» **Stored data**
==========

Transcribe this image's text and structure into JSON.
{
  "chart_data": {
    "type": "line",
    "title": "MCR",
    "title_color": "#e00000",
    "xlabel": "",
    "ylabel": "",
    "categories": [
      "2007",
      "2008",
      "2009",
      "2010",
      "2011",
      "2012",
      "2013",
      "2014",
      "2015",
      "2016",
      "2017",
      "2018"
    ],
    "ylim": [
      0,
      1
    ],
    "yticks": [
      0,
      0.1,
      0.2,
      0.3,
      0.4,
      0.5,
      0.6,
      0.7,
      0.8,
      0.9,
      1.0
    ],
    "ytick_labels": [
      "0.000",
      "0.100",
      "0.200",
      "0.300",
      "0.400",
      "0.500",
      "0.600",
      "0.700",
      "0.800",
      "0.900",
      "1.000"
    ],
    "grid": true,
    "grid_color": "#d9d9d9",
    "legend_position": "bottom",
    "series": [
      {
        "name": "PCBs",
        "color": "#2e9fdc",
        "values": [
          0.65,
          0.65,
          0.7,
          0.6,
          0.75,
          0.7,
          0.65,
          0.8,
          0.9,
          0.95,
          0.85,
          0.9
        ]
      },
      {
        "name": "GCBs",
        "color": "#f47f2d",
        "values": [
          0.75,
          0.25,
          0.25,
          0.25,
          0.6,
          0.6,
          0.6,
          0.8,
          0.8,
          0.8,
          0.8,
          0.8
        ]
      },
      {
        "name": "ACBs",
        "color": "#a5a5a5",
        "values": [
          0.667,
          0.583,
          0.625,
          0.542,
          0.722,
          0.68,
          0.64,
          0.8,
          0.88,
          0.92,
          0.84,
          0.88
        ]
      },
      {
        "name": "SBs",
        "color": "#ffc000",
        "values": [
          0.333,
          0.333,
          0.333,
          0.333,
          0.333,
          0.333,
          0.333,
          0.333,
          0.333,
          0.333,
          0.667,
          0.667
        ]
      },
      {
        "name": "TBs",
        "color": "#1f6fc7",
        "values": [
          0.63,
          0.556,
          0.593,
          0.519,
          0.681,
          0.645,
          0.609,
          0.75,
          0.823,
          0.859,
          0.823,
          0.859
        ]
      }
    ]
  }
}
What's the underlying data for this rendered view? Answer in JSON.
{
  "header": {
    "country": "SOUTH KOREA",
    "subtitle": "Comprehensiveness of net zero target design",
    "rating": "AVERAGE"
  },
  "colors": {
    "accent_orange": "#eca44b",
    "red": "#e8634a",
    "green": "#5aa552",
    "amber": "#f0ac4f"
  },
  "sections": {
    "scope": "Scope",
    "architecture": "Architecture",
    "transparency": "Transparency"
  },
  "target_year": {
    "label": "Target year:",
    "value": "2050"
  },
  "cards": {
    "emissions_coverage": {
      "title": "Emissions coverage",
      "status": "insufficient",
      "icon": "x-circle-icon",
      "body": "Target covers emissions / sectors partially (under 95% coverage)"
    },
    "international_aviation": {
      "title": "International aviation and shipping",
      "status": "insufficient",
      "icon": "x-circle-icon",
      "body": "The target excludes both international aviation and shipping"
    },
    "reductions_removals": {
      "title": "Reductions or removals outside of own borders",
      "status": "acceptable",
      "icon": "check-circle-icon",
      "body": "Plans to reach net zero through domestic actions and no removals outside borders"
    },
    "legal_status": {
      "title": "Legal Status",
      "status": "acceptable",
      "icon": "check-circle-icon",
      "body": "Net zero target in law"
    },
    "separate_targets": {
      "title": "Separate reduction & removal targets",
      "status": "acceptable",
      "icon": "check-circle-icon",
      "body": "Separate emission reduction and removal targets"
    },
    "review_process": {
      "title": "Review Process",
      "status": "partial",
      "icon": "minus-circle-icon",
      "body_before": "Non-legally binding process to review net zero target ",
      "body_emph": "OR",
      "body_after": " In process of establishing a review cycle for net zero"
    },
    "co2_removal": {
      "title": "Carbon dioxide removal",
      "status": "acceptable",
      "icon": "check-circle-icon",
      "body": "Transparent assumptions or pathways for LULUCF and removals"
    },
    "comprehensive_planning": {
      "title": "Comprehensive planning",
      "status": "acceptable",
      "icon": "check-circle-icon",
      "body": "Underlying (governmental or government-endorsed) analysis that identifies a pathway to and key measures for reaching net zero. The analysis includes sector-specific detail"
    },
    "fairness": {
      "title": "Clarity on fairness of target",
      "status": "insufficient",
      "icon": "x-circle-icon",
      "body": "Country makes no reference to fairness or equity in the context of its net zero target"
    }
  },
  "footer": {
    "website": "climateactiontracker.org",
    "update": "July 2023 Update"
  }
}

==========

» **Goal**
Quote the data above in full, changing nothing.

» **Output below**
Transcribe this image's text and structure into JSON.
{
  "chart_data": {
    "type": "line",
    "title": "MCR",
    "title_color": "#e00000",
    "xlabel": "",
    "ylabel": "",
    "categories": [
      "2007",
      "2008",
      "2009",
      "2010",
      "2011",
      "2012",
      "2013",
      "2014",
      "2015",
      "2016",
      "2017",
      "2018"
    ],
    "ylim": [
      0,
      1
    ],
    "yticks": [
      0,
      0.1,
      0.2,
      0.3,
      0.4,
      0.5,
      0.6,
      0.7,
      0.8,
      0.9,
      1.0
    ],
    "ytick_labels": [
      "0.000",
      "0.100",
      "0.200",
      "0.300",
      "0.400",
      "0.500",
      "0.600",
      "0.700",
      "0.800",
      "0.900",
      "1.000"
    ],
    "grid": true,
    "grid_color": "#d9d9d9",
    "legend_position": "bottom",
    "series": [
      {
        "name": "PCBs",
        "color": "#2e9fdc",
        "values": [
          0.65,
          0.65,
          0.7,
          0.6,
          0.75,
          0.7,
          0.65,
          0.8,
          0.9,
          0.95,
          0.85,
          0.9
        ]
      },
      {
        "name": "GCBs",
        "color": "#f47f2d",
        "values": [
          0.75,
          0.25,
          0.25,
          0.25,
          0.6,
          0.6,
          0.6,
          0.8,
          0.8,
          0.8,
          0.8,
          0.8
        ]
      },
      {
        "name": "ACBs",
        "color": "#a5a5a5",
        "values": [
          0.667,
          0.583,
          0.625,
          0.542,
          0.722,
          0.68,
          0.64,
          0.8,
          0.88,
          0.92,
          0.84,
          0.88
        ]
      },
      {
        "name": "SBs",
        "color": "#ffc000",
        "values": [
          0.333,
          0.333,
          0.333,
          0.333,
          0.333,
          0.333,
          0.333,
          0.333,
          0.333,
          0.333,
          0.667,
          0.667
        ]
      },
      {
        "name": "TBs",
        "color": "#1f6fc7",
        "values": [
          0.63,
          0.556,
          0.593,
          0.519,
          0.681,
          0.645,
          0.609,
          0.75,
          0.823,
          0.859,
          0.823,
          0.859
        ]
      }
    ]
  }
}
What's the underlying data for this rendered view? Answer in JSON.
{
  "header": {
    "country": "SOUTH KOREA",
    "subtitle": "Comprehensiveness of net zero target design",
    "rating": "AVERAGE"
  },
  "colors": {
    "accent_orange": "#eca44b",
    "red": "#e8634a",
    "green": "#5aa552",
    "amber": "#f0ac4f"
  },
  "sections": {
    "scope": "Scope",
    "architecture": "Architecture",
    "transparency": "Transparency"
  },
  "target_year": {
    "label": "Target year:",
    "value": "2050"
  },
  "cards": {
    "emissions_coverage": {
      "title": "Emissions coverage",
      "status": "insufficient",
      "icon": "x-circle-icon",
      "body": "Target covers emissions / sectors partially (under 95% coverage)"
    },
    "international_aviation": {
      "title": "International aviation and shipping",
      "status": "insufficient",
      "icon": "x-circle-icon",
      "body": "The target excludes both international aviation and shipping"
    },
    "reductions_removals": {
      "title": "Reductions or removals outside of own borders",
      "status": "acceptable",
      "icon": "check-circle-icon",
      "body": "Plans to reach net zero through domestic actions and no removals outside borders"
    },
    "legal_status": {
      "title": "Legal Status",
      "status": "acceptable",
      "icon": "check-circle-icon",
      "body": "Net zero target in law"
    },
    "separate_targets": {
      "title": "Separate reduction & removal targets",
      "status": "acceptable",
      "icon": "check-circle-icon",
      "body": "Separate emission reduction and removal targets"
    },
    "review_process": {
      "title": "Review Process",
      "status": "partial",
      "icon": "minus-circle-icon",
      "body_before": "Non-legally binding process to review net zero target ",
      "body_emph": "OR",
      "body_after": " In process of establishing a review cycle for net zero"
    },
    "co2_removal": {
      "title": "Carbon dioxide removal",
      "status": "acceptable",
      "icon": "check-circle-icon",
      "body": "Transparent assumptions or pathways for LULUCF and removals"
    },
    "comprehensive_planning": {
      "title": "Comprehensive planning",
      "status": "acceptable",
      "icon": "check-circle-icon",
      "body": "Underlying (governmental or government-endorsed) analysis that identifies a pathway to and key measures for reaching net zero. The analysis includes sector-specific detail"
    },
    "fairness": {
      "title": "Clarity on fairness of target",
      "status": "insufficient",
      "icon": "x-circle-icon",
      "body": "Country makes no reference to fairness or equity in the context of its net zero target"
    }
  },
  "footer": {
    "website": "climateactiontracker.org",
    "update": "July 2023 Update"
  }
}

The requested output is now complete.